» Work to do
Copy each line exactly.

» Information shown
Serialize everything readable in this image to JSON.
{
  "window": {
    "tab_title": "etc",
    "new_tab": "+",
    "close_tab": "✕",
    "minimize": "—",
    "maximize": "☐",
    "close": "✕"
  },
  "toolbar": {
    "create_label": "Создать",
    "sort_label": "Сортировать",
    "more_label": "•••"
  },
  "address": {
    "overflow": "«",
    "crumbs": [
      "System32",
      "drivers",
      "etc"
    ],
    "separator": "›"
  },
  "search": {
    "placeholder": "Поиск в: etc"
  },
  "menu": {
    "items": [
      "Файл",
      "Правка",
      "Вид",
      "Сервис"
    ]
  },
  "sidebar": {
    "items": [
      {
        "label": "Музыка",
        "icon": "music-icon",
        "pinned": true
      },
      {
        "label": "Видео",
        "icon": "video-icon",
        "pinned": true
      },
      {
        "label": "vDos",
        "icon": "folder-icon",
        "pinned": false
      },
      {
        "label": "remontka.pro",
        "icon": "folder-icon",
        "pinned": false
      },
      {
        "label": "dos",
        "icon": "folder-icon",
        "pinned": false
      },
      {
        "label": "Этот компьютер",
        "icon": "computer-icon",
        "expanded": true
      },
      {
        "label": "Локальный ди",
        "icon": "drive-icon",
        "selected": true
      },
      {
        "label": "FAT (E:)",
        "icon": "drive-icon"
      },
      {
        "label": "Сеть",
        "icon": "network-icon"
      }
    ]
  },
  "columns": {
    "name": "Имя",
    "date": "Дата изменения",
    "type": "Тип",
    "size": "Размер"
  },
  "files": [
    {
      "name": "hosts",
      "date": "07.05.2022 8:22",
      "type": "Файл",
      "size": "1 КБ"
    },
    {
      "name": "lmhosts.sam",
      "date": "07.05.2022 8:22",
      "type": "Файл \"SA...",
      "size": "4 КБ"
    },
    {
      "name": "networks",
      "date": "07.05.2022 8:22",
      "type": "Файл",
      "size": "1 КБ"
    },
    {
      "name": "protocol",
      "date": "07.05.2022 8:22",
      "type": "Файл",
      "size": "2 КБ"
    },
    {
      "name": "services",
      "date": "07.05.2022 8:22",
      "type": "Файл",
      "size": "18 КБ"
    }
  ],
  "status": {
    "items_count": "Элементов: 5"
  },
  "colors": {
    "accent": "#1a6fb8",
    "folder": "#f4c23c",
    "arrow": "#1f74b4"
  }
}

» The answer
Serialize everything readable in this image to JSON.
{
  "window": {
    "tab_title": "etc",
    "new_tab": "+",
    "close_tab": "✕",
    "minimize": "—",
    "maximize": "☐",
    "close": "✕"
  },
  "toolbar": {
    "create_label": "Создать",
    "sort_label": "Сортировать",
    "more_label": "•••"
  },
  "address": {
    "overflow": "«",
    "crumbs": [
      "System32",
      "drivers",
      "etc"
    ],
    "separator": "›"
  },
  "search": {
    "placeholder": "Поиск в: etc"
  },
  "menu": {
    "items": [
      "Файл",
      "Правка",
      "Вид",
      "Сервис"
    ]
  },
  "sidebar": {
    "items": [
      {
        "label": "Музыка",
        "icon": "music-icon",
        "pinned": true
      },
      {
        "label": "Видео",
        "icon": "video-icon",
        "pinned": true
      },
      {
        "label": "vDos",
        "icon": "folder-icon",
        "pinned": false
      },
      {
        "label": "remontka.pro",
        "icon": "folder-icon",
        "pinned": false
      },
      {
        "label": "dos",
        "icon": "folder-icon",
        "pinned": false
      },
      {
        "label": "Этот компьютер",
        "icon": "computer-icon",
        "expanded": true
      },
      {
        "label": "Локальный ди",
        "icon": "drive-icon",
        "selected": true
      },
      {
        "label": "FAT (E:)",
        "icon": "drive-icon"
      },
      {
        "label": "Сеть",
        "icon": "network-icon"
      }
    ]
  },
  "columns": {
    "name": "Имя",
    "date": "Дата изменения",
    "type": "Тип",
    "size": "Размер"
  },
  "files": [
    {
      "name": "hosts",
      "date": "07.05.2022 8:22",
      "type": "Файл",
      "size": "1 КБ"
    },
    {
      "name": "lmhosts.sam",
      "date": "07.05.2022 8:22",
      "type": "Файл \"SA...",
      "size": "4 КБ"
    },
    {
      "name": "networks",
      "date": "07.05.2022 8:22",
      "type": "Файл",
      "size": "1 КБ"
    },
    {
      "name": "protocol",
      "date": "07.05.2022 8:22",
      "type": "Файл",
      "size": "2 КБ"
    },
    {
      "name": "services",
      "date": "07.05.2022 8:22",
      "type": "Файл",
      "size": "18 КБ"
    }
  ],
  "status": {
    "items_count": "Элементов: 5"
  },
  "colors": {
    "accent": "#1a6fb8",
    "folder": "#f4c23c",
    "arrow": "#1f74b4"
  }
}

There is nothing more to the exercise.